§ **PROBLEM REQUIREMENTS**:
Give a verbatim quotation of every record.

---

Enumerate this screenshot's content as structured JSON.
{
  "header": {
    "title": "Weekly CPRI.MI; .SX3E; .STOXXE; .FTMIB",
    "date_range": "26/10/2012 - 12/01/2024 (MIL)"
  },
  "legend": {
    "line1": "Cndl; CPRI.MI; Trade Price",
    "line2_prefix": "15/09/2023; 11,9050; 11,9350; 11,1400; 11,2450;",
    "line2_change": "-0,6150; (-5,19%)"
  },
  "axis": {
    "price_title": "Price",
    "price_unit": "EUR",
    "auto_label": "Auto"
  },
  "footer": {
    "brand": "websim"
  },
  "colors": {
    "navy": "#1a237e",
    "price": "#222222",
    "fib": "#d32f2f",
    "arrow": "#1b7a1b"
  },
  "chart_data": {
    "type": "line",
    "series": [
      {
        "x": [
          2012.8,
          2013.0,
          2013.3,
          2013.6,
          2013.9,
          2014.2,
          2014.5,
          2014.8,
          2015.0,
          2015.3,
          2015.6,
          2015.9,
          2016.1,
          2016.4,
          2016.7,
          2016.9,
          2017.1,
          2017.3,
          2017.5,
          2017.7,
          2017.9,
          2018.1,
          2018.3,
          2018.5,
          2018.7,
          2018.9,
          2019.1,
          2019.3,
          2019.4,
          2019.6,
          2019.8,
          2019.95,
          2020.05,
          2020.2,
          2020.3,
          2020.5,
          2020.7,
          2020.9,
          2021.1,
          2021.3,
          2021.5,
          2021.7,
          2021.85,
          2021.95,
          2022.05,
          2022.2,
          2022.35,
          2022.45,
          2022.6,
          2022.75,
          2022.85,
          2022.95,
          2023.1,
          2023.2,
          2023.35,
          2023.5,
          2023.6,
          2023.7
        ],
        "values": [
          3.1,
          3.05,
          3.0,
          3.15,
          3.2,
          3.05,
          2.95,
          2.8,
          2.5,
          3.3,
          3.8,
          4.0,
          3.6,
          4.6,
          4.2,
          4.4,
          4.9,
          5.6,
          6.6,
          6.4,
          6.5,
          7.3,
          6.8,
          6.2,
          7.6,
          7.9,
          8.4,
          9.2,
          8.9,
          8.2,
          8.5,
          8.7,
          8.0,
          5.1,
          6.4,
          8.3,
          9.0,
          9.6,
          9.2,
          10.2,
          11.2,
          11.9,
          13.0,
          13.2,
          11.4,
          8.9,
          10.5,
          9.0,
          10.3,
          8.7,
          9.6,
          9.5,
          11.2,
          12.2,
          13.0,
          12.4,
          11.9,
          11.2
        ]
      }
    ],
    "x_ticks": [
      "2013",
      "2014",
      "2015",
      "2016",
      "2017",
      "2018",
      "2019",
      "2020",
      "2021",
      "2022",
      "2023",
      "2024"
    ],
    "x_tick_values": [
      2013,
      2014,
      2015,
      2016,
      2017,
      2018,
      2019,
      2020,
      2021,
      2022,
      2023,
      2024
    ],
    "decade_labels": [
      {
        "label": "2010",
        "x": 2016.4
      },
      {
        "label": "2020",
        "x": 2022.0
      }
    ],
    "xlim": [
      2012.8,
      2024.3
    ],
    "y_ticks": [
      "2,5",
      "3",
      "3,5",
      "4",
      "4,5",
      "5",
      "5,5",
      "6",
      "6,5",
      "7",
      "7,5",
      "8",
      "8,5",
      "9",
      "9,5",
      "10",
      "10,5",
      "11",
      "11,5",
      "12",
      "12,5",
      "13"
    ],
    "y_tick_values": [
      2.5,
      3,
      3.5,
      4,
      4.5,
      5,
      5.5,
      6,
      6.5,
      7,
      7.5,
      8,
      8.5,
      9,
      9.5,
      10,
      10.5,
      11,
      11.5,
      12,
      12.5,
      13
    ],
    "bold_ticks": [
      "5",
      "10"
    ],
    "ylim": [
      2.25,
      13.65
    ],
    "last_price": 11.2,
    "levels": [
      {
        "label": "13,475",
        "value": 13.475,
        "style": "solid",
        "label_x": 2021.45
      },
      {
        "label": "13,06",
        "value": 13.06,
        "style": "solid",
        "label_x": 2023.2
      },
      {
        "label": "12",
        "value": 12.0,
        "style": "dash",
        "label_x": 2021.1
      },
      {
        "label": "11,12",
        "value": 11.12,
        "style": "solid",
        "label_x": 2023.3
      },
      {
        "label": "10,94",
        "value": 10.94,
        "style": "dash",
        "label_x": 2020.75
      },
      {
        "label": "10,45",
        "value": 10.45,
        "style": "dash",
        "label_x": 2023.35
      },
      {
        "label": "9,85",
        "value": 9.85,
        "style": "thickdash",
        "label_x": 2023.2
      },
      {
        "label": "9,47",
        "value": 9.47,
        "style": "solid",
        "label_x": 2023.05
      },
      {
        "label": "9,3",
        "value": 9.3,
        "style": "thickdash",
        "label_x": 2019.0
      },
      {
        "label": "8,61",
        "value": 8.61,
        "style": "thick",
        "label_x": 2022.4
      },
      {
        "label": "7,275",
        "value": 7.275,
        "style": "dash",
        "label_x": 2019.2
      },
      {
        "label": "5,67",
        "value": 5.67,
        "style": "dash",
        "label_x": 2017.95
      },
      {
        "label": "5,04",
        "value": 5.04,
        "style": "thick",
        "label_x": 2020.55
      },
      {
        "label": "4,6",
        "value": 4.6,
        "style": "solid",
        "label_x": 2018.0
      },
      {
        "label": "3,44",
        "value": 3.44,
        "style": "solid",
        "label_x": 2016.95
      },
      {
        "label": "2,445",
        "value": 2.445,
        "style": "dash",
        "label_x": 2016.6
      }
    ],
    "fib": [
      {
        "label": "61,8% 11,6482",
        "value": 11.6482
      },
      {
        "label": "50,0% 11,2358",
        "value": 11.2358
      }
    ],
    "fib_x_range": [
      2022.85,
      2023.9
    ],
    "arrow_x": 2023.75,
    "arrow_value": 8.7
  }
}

---

§ **EXPECTED ANSWER**:
Enumerate this screenshot's content as structured JSON.
{
  "header": {
    "title": "Weekly CPRI.MI; .SX3E; .STOXXE; .FTMIB",
    "date_range": "26/10/2012 - 12/01/2024 (MIL)"
  },
  "legend": {
    "line1": "Cndl; CPRI.MI; Trade Price",
    "line2_prefix": "15/09/2023; 11,9050; 11,9350; 11,1400; 11,2450;",
    "line2_change": "-0,6150; (-5,19%)"
  },
  "axis": {
    "price_title": "Price",
    "price_unit": "EUR",
    "auto_label": "Auto"
  },
  "footer": {
    "brand": "websim"
  },
  "colors": {
    "navy": "#1a237e",
    "price": "#222222",
    "fib": "#d32f2f",
    "arrow": "#1b7a1b"
  },
  "chart_data": {
    "type": "line",
    "series": [
      {
        "x": [
          2012.8,
          2013.0,
          2013.3,
          2013.6,
          2013.9,
          2014.2,
          2014.5,
          2014.8,
          2015.0,
          2015.3,
          2015.6,
          2015.9,
          2016.1,
          2016.4,
          2016.7,
          2016.9,
          2017.1,
          2017.3,
          2017.5,
          2017.7,
          2017.9,
          2018.1,
          2018.3,
          2018.5,
          2018.7,
          2018.9,
          2019.1,
          2019.3,
          2019.4,
          2019.6,
          2019.8,
          2019.95,
          2020.05,
          2020.2,
          2020.3,
          2020.5,
          2020.7,
          2020.9,
          2021.1,
          2021.3,
          2021.5,
          2021.7,
          2021.85,
          2021.95,
          2022.05,
          2022.2,
          2022.35,
          2022.45,
          2022.6,
          2022.75,
          2022.85,
          2022.95,
          2023.1,
          2023.2,
          2023.35,
          2023.5,
          2023.6,
          2023.7
        ],
        "values": [
          3.1,
          3.05,
          3.0,
          3.15,
          3.2,
          3.05,
          2.95,
          2.8,
          2.5,
          3.3,
          3.8,
          4.0,
          3.6,
          4.6,
          4.2,
          4.4,
          4.9,
          5.6,
          6.6,
          6.4,
          6.5,
          7.3,
          6.8,
          6.2,
          7.6,
          7.9,
          8.4,
          9.2,
          8.9,
          8.2,
          8.5,
          8.7,
          8.0,
          5.1,
          6.4,
          8.3,
          9.0,
          9.6,
          9.2,
          10.2,
          11.2,
          11.9,
          13.0,
          13.2,
          11.4,
          8.9,
          10.5,
          9.0,
          10.3,
          8.7,
          9.6,
          9.5,
          11.2,
          12.2,
          13.0,
          12.4,
          11.9,
          11.2
        ]
      }
    ],
    "x_ticks": [
      "2013",
      "2014",
      "2015",
      "2016",
      "2017",
      "2018",
      "2019",
      "2020",
      "2021",
      "2022",
      "2023",
      "2024"
    ],
    "x_tick_values": [
      2013,
      2014,
      2015,
      2016,
      2017,
      2018,
      2019,
      2020,
      2021,
      2022,
      2023,
      2024
    ],
    "decade_labels": [
      {
        "label": "2010",
        "x": 2016.4
      },
      {
        "label": "2020",
        "x": 2022.0
      }
    ],
    "xlim": [
      2012.8,
      2024.3
    ],
    "y_ticks": [
      "2,5",
      "3",
      "3,5",
      "4",
      "4,5",
      "5",
      "5,5",
      "6",
      "6,5",
      "7",
      "7,5",
      "8",
      "8,5",
      "9",
      "9,5",
      "10",
      "10,5",
      "11",
      "11,5",
      "12",
      "12,5",
      "13"
    ],
    "y_tick_values": [
      2.5,
      3,
      3.5,
      4,
      4.5,
      5,
      5.5,
      6,
      6.5,
      7,
      7.5,
      8,
      8.5,
      9,
      9.5,
      10,
      10.5,
      11,
      11.5,
      12,
      12.5,
      13
    ],
    "bold_ticks": [
      "5",
      "10"
    ],
    "ylim": [
      2.25,
      13.65
    ],
    "last_price": 11.2,
    "levels": [
      {
        "label": "13,475",
        "value": 13.475,
        "style": "solid",
        "label_x": 2021.45
      },
      {
        "label": "13,06",
        "value": 13.06,
        "style": "solid",
        "label_x": 2023.2
      },
      {
        "label": "12",
        "value": 12.0,
        "style": "dash",
        "label_x": 2021.1
      },
      {
        "label": "11,12",
        "value": 11.12,
        "style": "solid",
        "label_x": 2023.3
      },
      {
        "label": "10,94",
        "value": 10.94,
        "style": "dash",
        "label_x": 2020.75
      },
      {
        "label": "10,45",
        "value": 10.45,
        "style": "dash",
        "label_x": 2023.35
      },
      {
        "label": "9,85",
        "value": 9.85,
        "style": "thickdash",
        "label_x": 2023.2
      },
      {
        "label": "9,47",
        "value": 9.47,
        "style": "solid",
        "label_x": 2023.05
      },
      {
        "label": "9,3",
        "value": 9.3,
        "style": "thickdash",
        "label_x": 2019.0
      },
      {
        "label": "8,61",
        "value": 8.61,
        "style": "thick",
        "label_x": 2022.4
      },
      {
        "label": "7,275",
        "value": 7.275,
        "style": "dash",
        "label_x": 2019.2
      },
      {
        "label": "5,67",
        "value": 5.67,
        "style": "dash",
        "label_x": 2017.95
      },
      {
        "label": "5,04",
        "value": 5.04,
        "style": "thick",
        "label_x": 2020.55
      },
      {
        "label": "4,6",
        "value": 4.6,
        "style": "solid",
        "label_x": 2018.0
      },
      {
        "label": "3,44",
        "value": 3.44,
        "style": "solid",
        "label_x": 2016.95
      },
      {
        "label": "2,445",
        "value": 2.445,
        "style": "dash",
        "label_x": 2016.6
      }
    ],
    "fib": [
      {
        "label": "61,8% 11,6482",
        "value": 11.6482
      },
      {
        "label": "50,0% 11,2358",
        "value": 11.2358
      }
    ],
    "fib_x_range": [
      2022.85,
      2023.9
    ],
    "arrow_x": 2023.75,
    "arrow_value": 8.7
  }
}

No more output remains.